-- The problem --
Please render the stretch of items from the very start through the line that contains "223, 357, 328]" as a numbered list, leaving out any blank lines.
— begin Material supplied —
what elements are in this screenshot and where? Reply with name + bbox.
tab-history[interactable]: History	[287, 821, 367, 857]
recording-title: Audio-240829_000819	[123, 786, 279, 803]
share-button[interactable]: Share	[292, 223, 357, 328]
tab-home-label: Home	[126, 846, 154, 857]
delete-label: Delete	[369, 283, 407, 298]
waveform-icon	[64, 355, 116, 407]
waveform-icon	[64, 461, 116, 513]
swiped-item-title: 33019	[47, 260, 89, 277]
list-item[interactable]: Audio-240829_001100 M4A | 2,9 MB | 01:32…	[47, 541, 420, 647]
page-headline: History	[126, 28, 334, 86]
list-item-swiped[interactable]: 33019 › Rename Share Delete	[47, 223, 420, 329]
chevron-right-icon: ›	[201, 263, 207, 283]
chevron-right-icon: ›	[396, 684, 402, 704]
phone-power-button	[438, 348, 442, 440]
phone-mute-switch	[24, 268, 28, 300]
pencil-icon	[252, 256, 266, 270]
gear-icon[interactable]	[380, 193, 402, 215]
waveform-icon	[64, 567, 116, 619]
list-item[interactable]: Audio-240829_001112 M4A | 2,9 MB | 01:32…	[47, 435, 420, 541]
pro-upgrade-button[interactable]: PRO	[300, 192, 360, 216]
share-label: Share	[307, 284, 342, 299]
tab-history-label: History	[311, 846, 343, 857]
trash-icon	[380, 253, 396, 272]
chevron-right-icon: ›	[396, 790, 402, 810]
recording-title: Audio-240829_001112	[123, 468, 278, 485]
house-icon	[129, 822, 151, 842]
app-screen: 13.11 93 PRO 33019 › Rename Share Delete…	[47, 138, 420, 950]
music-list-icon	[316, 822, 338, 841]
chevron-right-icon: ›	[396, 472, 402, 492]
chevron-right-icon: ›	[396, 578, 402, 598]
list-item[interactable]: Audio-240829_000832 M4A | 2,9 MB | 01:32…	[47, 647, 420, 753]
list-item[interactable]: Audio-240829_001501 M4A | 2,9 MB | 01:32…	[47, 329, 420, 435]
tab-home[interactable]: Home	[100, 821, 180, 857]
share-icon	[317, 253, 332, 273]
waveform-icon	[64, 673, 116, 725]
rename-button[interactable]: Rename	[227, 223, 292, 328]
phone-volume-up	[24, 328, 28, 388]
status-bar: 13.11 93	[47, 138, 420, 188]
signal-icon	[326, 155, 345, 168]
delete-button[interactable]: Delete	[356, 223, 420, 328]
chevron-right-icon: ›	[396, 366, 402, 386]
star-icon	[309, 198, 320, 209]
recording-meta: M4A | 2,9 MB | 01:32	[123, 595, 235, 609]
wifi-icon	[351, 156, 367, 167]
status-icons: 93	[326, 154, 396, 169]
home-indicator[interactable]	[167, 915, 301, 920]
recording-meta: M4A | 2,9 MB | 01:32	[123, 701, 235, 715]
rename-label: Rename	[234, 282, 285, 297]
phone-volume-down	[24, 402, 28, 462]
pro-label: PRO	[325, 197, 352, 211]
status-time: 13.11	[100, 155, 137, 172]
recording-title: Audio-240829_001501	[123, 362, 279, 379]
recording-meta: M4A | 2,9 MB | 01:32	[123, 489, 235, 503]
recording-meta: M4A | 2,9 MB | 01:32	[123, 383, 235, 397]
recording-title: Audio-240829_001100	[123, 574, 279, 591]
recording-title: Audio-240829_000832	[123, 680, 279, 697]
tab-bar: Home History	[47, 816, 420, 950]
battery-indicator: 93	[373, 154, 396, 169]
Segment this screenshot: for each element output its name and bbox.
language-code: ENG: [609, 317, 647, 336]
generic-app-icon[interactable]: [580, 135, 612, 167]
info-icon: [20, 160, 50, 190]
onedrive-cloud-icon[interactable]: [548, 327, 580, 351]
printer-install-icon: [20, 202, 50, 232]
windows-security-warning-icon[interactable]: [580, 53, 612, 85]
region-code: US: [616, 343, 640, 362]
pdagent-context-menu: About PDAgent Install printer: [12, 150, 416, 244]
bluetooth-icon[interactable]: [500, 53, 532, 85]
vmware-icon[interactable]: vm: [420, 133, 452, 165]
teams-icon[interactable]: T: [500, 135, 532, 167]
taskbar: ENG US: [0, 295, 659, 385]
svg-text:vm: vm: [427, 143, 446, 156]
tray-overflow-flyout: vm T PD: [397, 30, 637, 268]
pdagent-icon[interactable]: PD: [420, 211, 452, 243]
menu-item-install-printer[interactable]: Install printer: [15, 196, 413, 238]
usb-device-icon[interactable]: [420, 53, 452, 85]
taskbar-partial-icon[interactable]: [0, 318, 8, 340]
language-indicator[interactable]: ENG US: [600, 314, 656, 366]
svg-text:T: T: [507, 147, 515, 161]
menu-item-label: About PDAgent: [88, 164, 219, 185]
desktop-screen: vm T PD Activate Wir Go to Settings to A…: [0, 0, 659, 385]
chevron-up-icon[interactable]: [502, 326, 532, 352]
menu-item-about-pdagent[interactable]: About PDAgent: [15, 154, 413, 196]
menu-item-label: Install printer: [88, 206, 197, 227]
— end Material supplied —
-- Exercise solution --
1. what elements are in this screenshot and where? Reply with name + bbox.
2. tab-history[interactable]: History	[287, 821, 367, 857]
3. recording-title: Audio-240829_000819	[123, 786, 279, 803]
4. share-button[interactable]: Share	[292, 223, 357, 328]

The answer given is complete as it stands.